Records:
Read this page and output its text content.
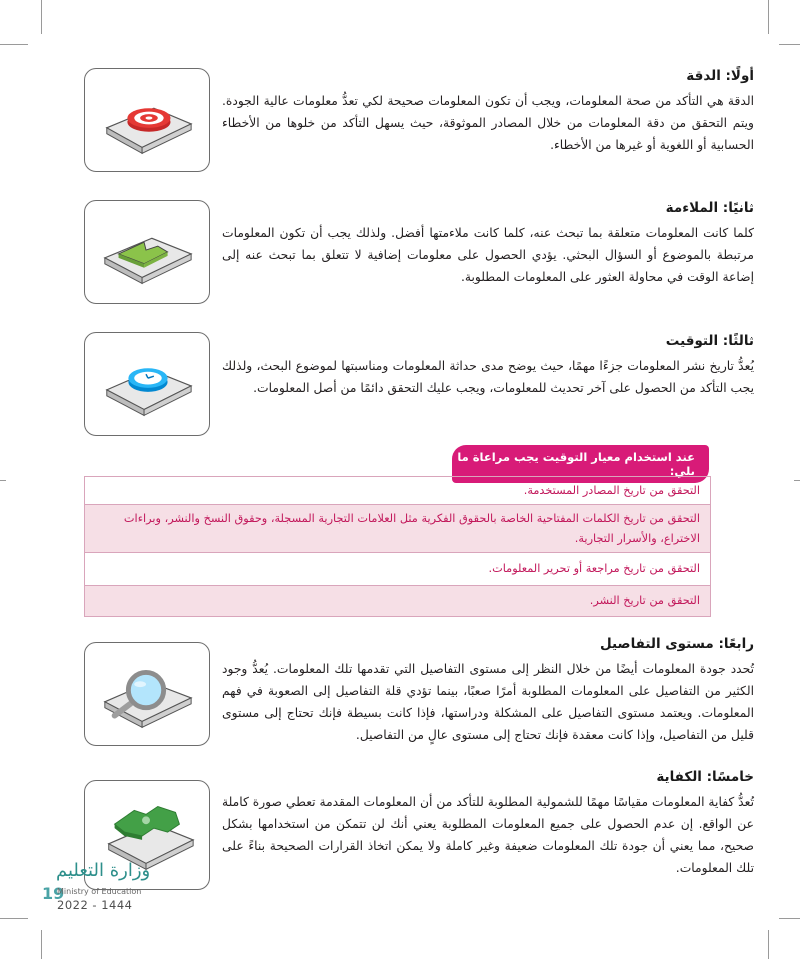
أولًا: الدقة

الدقة هي التأكد من صحة المعلومات، ويجب أن تكون المعلومات صحيحة لكي تعدُّ معلومات عالية الجودة. ويتم التحقق من دقة المعلومات من خلال المصادر الموثوقة، حيث يسهل التأكد من خلوها من الأخطاء الحسابية أو اللغوية أو غيرها من الأخطاء.

ثانيًا: الملاءمة

كلما كانت المعلومات متعلقة بما تبحث عنه، كلما كانت ملاءمتها أفضل. ولذلك يجب أن تكون المعلومات مرتبطة بالموضوع أو السؤال البحثي. يؤدي الحصول على معلومات إضافية لا تتعلق بما تبحث عنه إلى إضاعة الوقت في محاولة العثور على المعلومات المطلوبة.

ثالثًا: التوقيت

يُعدُّ تاريخ نشر المعلومات جزءًا مهمًا، حيث يوضح مدى حداثة المعلومات ومناسبتها لموضوع البحث، ولذلك يجب التأكد من الحصول على آخر تحديث للمعلومات، ويجب عليك التحقق دائمًا من أصل المعلومات.

عند استخدام معيار التوقيت يجب مراعاة ما يلي:
التحقق من تاريخ المصادر المستخدمة.
التحقق من تاريخ الكلمات المفتاحية الخاصة بالحقوق الفكرية مثل العلامات التجارية المسجلة، وحقوق النسخ والنشر، وبراءات الاختراع، والأسرار التجارية.
التحقق من تاريخ مراجعة أو تحرير المعلومات.
التحقق من تاريخ النشر.
رابعًا: مستوى التفاصيل

تُحدد جودة المعلومات أيضًا من خلال النظر إلى مستوى التفاصيل التي تقدمها تلك المعلومات. يُعدُّ وجود الكثير من التفاصيل على المعلومات المطلوبة أمرًا صعبًا، بينما تؤدي قلة التفاصيل إلى الصعوبة في فهم المعلومات. ويعتمد مستوى التفاصيل على المشكلة ودراستها، فإذا كانت بسيطة فإنك تحتاج إلى مستوى قليل من التفاصيل، وإذا كانت معقدة فإنك تحتاج إلى مستوى عالٍ من التفاصيل.

خامسًا: الكفاية

تُعدُّ كفاية المعلومات مقياسًا مهمًا للشمولية المطلوبة للتأكد من أن المعلومات المقدمة تعطي صورة كاملة عن الواقع. إن عدم الحصول على جميع المعلومات المطلوبة يعني أنك لن تتمكن من استخدامها بشكل صحيح، مما يعني أن جودة تلك المعلومات ضعيفة وغير كاملة ولا يمكن اتخاذ القرارات الصحيحة بناءً على تلك المعلومات.

وزارة التعليم
19
Ministry of Education
2022 - 1444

Exercise prompt: Find the word "الدقة" in the entries above and gather every line that holds it.

Result of this task:
أولًا: الدقة
الدقة هي التأكد من صحة المعلومات، ويجب أن تكون المعلومات صحيحة لكي تعدُّ معلومات عالية الجودة. ويتم التحقق من دقة المعلومات من خلال المصادر الموثوقة، حيث يسهل التأكد من خلوها من الأخطاء الحسابية أو اللغوية أو غيرها من الأخطاء.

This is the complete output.